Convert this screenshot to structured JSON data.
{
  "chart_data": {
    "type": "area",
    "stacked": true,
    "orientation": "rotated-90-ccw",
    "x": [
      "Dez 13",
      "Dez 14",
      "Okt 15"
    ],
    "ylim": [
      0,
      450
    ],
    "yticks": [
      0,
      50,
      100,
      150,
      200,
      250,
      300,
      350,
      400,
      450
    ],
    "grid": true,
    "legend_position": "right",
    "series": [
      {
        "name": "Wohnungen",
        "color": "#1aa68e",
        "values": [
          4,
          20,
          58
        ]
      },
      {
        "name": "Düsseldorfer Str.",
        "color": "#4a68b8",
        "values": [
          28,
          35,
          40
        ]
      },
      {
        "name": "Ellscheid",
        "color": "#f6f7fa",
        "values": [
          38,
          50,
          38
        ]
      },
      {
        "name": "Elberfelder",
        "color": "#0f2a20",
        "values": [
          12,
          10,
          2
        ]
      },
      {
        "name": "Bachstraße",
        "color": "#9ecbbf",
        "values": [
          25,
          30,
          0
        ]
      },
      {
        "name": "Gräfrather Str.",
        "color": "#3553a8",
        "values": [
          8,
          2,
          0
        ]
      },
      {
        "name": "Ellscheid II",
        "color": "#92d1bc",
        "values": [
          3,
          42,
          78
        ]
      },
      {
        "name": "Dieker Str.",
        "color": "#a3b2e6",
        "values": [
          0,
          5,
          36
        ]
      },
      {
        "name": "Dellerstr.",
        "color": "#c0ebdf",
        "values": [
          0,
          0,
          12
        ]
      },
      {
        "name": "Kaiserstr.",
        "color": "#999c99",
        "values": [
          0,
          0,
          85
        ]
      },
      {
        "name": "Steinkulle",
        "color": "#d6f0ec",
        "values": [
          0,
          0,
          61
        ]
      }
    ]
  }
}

+===+

WORK TO COMPLETE — Provide all the records again, word for word.

COMPLETE OUTPUT —
Convert this screenshot to structured JSON data.
{
  "chart_data": {
    "type": "area",
    "stacked": true,
    "orientation": "rotated-90-ccw",
    "x": [
      "Dez 13",
      "Dez 14",
      "Okt 15"
    ],
    "ylim": [
      0,
      450
    ],
    "yticks": [
      0,
      50,
      100,
      150,
      200,
      250,
      300,
      350,
      400,
      450
    ],
    "grid": true,
    "legend_position": "right",
    "series": [
      {
        "name": "Wohnungen",
        "color": "#1aa68e",
        "values": [
          4,
          20,
          58
        ]
      },
      {
        "name": "Düsseldorfer Str.",
        "color": "#4a68b8",
        "values": [
          28,
          35,
          40
        ]
      },
      {
        "name": "Ellscheid",
        "color": "#f6f7fa",
        "values": [
          38,
          50,
          38
        ]
      },
      {
        "name": "Elberfelder",
        "color": "#0f2a20",
        "values": [
          12,
          10,
          2
        ]
      },
      {
        "name": "Bachstraße",
        "color": "#9ecbbf",
        "values": [
          25,
          30,
          0
        ]
      },
      {
        "name": "Gräfrather Str.",
        "color": "#3553a8",
        "values": [
          8,
          2,
          0
        ]
      },
      {
        "name": "Ellscheid II",
        "color": "#92d1bc",
        "values": [
          3,
          42,
          78
        ]
      },
      {
        "name": "Dieker Str.",
        "color": "#a3b2e6",
        "values": [
          0,
          5,
          36
        ]
      },
      {
        "name": "Dellerstr.",
        "color": "#c0ebdf",
        "values": [
          0,
          0,
          12
        ]
      },
      {
        "name": "Kaiserstr.",
        "color": "#999c99",
        "values": [
          0,
          0,
          85
        ]
      },
      {
        "name": "Steinkulle",
        "color": "#d6f0ec",
        "values": [
          0,
          0,
          61
        ]
      }
    ]
  }
}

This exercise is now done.